The data:
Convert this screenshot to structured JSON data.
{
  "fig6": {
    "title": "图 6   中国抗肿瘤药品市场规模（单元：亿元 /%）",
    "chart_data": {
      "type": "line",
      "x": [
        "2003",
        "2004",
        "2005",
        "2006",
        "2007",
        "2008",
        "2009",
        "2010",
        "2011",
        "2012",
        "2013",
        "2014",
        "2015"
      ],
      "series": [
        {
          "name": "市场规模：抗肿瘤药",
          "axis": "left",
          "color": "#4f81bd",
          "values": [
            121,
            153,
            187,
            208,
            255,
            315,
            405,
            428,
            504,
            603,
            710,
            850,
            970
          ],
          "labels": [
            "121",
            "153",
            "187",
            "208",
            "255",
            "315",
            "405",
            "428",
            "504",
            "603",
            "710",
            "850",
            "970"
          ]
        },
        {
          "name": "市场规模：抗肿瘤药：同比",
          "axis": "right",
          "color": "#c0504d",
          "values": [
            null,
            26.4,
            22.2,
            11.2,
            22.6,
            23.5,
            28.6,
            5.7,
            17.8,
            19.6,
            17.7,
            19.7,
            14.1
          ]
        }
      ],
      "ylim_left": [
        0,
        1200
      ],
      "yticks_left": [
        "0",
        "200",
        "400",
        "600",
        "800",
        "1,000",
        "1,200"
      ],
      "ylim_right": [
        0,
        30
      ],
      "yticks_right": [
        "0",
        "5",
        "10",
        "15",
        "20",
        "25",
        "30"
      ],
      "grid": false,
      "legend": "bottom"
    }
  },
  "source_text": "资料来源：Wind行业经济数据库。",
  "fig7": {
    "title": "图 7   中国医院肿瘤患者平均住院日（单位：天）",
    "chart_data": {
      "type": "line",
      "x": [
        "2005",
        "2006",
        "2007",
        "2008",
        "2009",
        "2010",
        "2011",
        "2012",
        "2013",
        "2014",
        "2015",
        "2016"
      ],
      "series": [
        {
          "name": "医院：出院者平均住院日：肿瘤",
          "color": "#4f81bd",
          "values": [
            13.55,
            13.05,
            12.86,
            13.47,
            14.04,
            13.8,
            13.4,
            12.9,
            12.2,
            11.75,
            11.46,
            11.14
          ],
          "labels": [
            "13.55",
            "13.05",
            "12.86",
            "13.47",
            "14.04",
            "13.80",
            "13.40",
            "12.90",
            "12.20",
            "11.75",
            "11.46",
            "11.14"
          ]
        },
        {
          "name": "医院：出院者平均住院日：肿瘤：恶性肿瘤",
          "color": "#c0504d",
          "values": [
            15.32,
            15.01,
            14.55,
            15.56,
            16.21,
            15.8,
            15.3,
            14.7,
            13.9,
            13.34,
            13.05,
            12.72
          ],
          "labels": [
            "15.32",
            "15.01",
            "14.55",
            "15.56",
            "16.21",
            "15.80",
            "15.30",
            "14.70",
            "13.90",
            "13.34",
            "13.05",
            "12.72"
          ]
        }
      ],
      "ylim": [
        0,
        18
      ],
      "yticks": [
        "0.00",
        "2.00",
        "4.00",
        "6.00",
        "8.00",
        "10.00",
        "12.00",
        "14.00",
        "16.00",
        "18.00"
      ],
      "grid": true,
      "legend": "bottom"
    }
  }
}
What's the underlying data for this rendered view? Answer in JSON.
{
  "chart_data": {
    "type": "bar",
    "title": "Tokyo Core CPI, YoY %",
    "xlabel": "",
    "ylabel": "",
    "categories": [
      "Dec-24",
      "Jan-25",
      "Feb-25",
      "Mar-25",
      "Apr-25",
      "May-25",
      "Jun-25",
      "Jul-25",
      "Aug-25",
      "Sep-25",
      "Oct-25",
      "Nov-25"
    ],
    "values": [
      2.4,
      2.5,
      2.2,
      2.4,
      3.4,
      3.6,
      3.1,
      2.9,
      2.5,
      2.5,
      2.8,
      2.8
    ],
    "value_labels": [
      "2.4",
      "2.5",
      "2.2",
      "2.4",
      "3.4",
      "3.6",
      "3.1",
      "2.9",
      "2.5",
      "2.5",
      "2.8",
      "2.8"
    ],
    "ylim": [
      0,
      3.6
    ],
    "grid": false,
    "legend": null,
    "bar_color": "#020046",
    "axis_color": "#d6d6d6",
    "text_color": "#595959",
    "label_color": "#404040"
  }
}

Set exercise: Retype the material in full, character for character.

Problem solution:
Convert this screenshot to structured JSON data.
{
  "fig6": {
    "title": "图 6   中国抗肿瘤药品市场规模（单元：亿元 /%）",
    "chart_data": {
      "type": "line",
      "x": [
        "2003",
        "2004",
        "2005",
        "2006",
        "2007",
        "2008",
        "2009",
        "2010",
        "2011",
        "2012",
        "2013",
        "2014",
        "2015"
      ],
      "series": [
        {
          "name": "市场规模：抗肿瘤药",
          "axis": "left",
          "color": "#4f81bd",
          "values": [
            121,
            153,
            187,
            208,
            255,
            315,
            405,
            428,
            504,
            603,
            710,
            850,
            970
          ],
          "labels": [
            "121",
            "153",
            "187",
            "208",
            "255",
            "315",
            "405",
            "428",
            "504",
            "603",
            "710",
            "850",
            "970"
          ]
        },
        {
          "name": "市场规模：抗肿瘤药：同比",
          "axis": "right",
          "color": "#c0504d",
          "values": [
            null,
            26.4,
            22.2,
            11.2,
            22.6,
            23.5,
            28.6,
            5.7,
            17.8,
            19.6,
            17.7,
            19.7,
            14.1
          ]
        }
      ],
      "ylim_left": [
        0,
        1200
      ],
      "yticks_left": [
        "0",
        "200",
        "400",
        "600",
        "800",
        "1,000",
        "1,200"
      ],
      "ylim_right": [
        0,
        30
      ],
      "yticks_right": [
        "0",
        "5",
        "10",
        "15",
        "20",
        "25",
        "30"
      ],
      "grid": false,
      "legend": "bottom"
    }
  },
  "source_text": "资料来源：Wind行业经济数据库。",
  "fig7": {
    "title": "图 7   中国医院肿瘤患者平均住院日（单位：天）",
    "chart_data": {
      "type": "line",
      "x": [
        "2005",
        "2006",
        "2007",
        "2008",
        "2009",
        "2010",
        "2011",
        "2012",
        "2013",
        "2014",
        "2015",
        "2016"
      ],
      "series": [
        {
          "name": "医院：出院者平均住院日：肿瘤",
          "color": "#4f81bd",
          "values": [
            13.55,
            13.05,
            12.86,
            13.47,
            14.04,
            13.8,
            13.4,
            12.9,
            12.2,
            11.75,
            11.46,
            11.14
          ],
          "labels": [
            "13.55",
            "13.05",
            "12.86",
            "13.47",
            "14.04",
            "13.80",
            "13.40",
            "12.90",
            "12.20",
            "11.75",
            "11.46",
            "11.14"
          ]
        },
        {
          "name": "医院：出院者平均住院日：肿瘤：恶性肿瘤",
          "color": "#c0504d",
          "values": [
            15.32,
            15.01,
            14.55,
            15.56,
            16.21,
            15.8,
            15.3,
            14.7,
            13.9,
            13.34,
            13.05,
            12.72
          ],
          "labels": [
            "15.32",
            "15.01",
            "14.55",
            "15.56",
            "16.21",
            "15.80",
            "15.30",
            "14.70",
            "13.90",
            "13.34",
            "13.05",
            "12.72"
          ]
        }
      ],
      "ylim": [
        0,
        18
      ],
      "yticks": [
        "0.00",
        "2.00",
        "4.00",
        "6.00",
        "8.00",
        "10.00",
        "12.00",
        "14.00",
        "16.00",
        "18.00"
      ],
      "grid": true,
      "legend": "bottom"
    }
  }
}
What's the underlying data for this rendered view? Answer in JSON.
{
  "chart_data": {
    "type": "bar",
    "title": "Tokyo Core CPI, YoY %",
    "xlabel": "",
    "ylabel": "",
    "categories": [
      "Dec-24",
      "Jan-25",
      "Feb-25",
      "Mar-25",
      "Apr-25",
      "May-25",
      "Jun-25",
      "Jul-25",
      "Aug-25",
      "Sep-25",
      "Oct-25",
      "Nov-25"
    ],
    "values": [
      2.4,
      2.5,
      2.2,
      2.4,
      3.4,
      3.6,
      3.1,
      2.9,
      2.5,
      2.5,
      2.8,
      2.8
    ],
    "value_labels": [
      "2.4",
      "2.5",
      "2.2",
      "2.4",
      "3.4",
      "3.6",
      "3.1",
      "2.9",
      "2.5",
      "2.5",
      "2.8",
      "2.8"
    ],
    "ylim": [
      0,
      3.6
    ],
    "grid": false,
    "legend": null,
    "bar_color": "#020046",
    "axis_color": "#d6d6d6",
    "text_color": "#595959",
    "label_color": "#404040"
  }
}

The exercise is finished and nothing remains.